Exercise details: Your answer should be a single number: the count of lines containing "title".

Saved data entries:
>> Start

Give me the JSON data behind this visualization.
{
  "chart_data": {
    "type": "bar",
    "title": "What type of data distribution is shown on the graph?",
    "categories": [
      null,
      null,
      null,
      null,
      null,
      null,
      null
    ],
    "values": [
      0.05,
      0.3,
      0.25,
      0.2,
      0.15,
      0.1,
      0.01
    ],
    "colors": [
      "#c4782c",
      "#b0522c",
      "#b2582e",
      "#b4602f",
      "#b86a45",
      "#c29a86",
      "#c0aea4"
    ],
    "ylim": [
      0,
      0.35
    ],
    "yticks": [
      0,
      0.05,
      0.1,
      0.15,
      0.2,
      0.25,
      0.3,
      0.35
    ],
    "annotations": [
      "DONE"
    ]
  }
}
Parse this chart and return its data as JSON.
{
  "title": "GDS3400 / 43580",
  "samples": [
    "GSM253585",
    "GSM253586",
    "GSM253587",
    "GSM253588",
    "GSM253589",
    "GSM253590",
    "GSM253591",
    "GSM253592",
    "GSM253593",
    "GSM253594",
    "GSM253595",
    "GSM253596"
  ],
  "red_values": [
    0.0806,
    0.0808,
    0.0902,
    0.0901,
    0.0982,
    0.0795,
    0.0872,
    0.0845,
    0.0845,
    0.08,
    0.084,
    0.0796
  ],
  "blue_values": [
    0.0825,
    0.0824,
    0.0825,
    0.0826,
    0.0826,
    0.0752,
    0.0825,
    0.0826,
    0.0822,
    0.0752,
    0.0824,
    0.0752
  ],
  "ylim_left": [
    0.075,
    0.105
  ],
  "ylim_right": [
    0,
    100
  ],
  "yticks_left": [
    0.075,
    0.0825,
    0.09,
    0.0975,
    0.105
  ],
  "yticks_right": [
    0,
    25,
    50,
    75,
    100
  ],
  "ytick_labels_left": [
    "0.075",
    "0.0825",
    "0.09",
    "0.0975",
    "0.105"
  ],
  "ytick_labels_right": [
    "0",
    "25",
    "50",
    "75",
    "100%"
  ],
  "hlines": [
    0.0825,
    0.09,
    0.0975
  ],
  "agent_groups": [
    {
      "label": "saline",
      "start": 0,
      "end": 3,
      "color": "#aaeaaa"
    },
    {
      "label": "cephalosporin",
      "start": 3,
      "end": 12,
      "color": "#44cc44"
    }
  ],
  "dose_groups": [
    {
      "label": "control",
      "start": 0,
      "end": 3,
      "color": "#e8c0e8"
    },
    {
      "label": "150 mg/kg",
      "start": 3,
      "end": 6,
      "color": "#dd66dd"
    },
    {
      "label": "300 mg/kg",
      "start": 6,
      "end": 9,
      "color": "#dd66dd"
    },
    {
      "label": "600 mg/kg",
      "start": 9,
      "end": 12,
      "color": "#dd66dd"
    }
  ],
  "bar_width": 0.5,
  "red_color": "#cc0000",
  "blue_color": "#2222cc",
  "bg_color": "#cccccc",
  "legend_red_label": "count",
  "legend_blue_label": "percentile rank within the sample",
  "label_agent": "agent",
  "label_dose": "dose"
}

>> End

Exercise result: 2